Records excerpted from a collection
****
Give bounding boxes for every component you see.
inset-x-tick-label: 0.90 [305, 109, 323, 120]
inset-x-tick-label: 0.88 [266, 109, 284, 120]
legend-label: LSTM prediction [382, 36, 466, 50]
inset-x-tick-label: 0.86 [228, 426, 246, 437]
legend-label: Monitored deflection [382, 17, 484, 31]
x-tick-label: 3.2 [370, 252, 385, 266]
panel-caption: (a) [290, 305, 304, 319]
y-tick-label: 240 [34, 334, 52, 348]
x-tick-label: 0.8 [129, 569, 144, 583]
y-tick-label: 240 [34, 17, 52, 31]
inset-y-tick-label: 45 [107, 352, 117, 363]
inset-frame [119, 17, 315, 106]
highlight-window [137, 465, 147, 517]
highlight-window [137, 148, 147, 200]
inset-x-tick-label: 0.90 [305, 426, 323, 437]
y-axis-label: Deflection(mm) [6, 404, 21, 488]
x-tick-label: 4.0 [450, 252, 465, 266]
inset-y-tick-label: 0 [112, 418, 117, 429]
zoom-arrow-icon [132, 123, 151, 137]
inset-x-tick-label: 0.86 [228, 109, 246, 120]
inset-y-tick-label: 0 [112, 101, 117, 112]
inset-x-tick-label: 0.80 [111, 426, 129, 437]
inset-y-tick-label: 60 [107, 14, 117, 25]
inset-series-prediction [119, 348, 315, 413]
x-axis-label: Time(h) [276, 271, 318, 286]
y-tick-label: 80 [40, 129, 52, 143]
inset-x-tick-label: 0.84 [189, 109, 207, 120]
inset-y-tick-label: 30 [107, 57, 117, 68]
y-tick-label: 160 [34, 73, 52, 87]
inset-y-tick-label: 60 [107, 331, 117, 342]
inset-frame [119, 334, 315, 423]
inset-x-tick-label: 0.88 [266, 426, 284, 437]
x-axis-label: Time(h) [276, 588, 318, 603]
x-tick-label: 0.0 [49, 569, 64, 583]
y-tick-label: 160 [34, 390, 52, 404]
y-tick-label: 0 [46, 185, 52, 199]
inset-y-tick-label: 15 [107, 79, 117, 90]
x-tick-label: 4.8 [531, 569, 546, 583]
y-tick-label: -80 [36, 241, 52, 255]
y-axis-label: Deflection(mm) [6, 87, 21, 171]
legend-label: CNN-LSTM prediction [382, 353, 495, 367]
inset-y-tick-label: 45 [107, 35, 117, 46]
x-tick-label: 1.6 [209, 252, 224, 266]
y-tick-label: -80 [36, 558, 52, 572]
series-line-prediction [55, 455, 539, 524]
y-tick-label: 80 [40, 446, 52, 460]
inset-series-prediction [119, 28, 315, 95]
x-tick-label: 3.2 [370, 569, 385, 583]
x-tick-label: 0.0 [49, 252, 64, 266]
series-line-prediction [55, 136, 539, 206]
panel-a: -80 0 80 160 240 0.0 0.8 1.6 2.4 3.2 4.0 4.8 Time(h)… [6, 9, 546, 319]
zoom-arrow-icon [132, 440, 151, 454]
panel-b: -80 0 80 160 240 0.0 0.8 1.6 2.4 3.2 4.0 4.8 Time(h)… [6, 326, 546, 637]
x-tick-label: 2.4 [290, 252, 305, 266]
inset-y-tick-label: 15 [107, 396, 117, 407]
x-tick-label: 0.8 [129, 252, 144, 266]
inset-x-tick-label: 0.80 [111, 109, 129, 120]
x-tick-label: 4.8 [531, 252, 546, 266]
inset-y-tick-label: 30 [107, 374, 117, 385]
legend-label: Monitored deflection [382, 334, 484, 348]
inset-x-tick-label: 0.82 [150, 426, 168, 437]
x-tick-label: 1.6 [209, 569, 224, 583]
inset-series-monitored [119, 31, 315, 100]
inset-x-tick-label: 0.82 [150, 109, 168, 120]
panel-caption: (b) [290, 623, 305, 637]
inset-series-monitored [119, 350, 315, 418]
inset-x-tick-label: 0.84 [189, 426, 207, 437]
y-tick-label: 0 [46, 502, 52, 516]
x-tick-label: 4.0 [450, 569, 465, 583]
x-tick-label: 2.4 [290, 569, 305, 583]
****
Task goal :: Update the material from its first line up to and including the line with "y-tick-label: 0 [46, 185, 52, 199]", replacing "Time(h)" with "Time (h)" and leaving everything else unchanged.

Written answer ::
Give bounding boxes for every component you see.
inset-x-tick-label: 0.90 [305, 109, 323, 120]
inset-x-tick-label: 0.88 [266, 109, 284, 120]
legend-label: LSTM prediction [382, 36, 466, 50]
inset-x-tick-label: 0.86 [228, 426, 246, 437]
legend-label: Monitored deflection [382, 17, 484, 31]
x-tick-label: 3.2 [370, 252, 385, 266]
panel-caption: (a) [290, 305, 304, 319]
y-tick-label: 240 [34, 334, 52, 348]
x-tick-label: 0.8 [129, 569, 144, 583]
y-tick-label: 240 [34, 17, 52, 31]
inset-y-tick-label: 45 [107, 352, 117, 363]
inset-frame [119, 17, 315, 106]
highlight-window [137, 465, 147, 517]
highlight-window [137, 148, 147, 200]
inset-x-tick-label: 0.90 [305, 426, 323, 437]
y-axis-label: Deflection(mm) [6, 404, 21, 488]
x-tick-label: 4.0 [450, 252, 465, 266]
inset-y-tick-label: 0 [112, 418, 117, 429]
zoom-arrow-icon [132, 123, 151, 137]
inset-x-tick-label: 0.86 [228, 109, 246, 120]
inset-y-tick-label: 0 [112, 101, 117, 112]
inset-x-tick-label: 0.80 [111, 426, 129, 437]
inset-y-tick-label: 60 [107, 14, 117, 25]
inset-series-prediction [119, 348, 315, 413]
x-axis-label: Time (h) [276, 271, 318, 286]
y-tick-label: 80 [40, 129, 52, 143]
inset-x-tick-label: 0.84 [189, 109, 207, 120]
inset-y-tick-label: 30 [107, 57, 117, 68]
y-tick-label: 160 [34, 73, 52, 87]
inset-y-tick-label: 60 [107, 331, 117, 342]
inset-frame [119, 334, 315, 423]
inset-x-tick-label: 0.88 [266, 426, 284, 437]
x-axis-label: Time (h) [276, 588, 318, 603]
x-tick-label: 0.0 [49, 569, 64, 583]
y-tick-label: 160 [34, 390, 52, 404]
y-tick-label: 0 [46, 185, 52, 199]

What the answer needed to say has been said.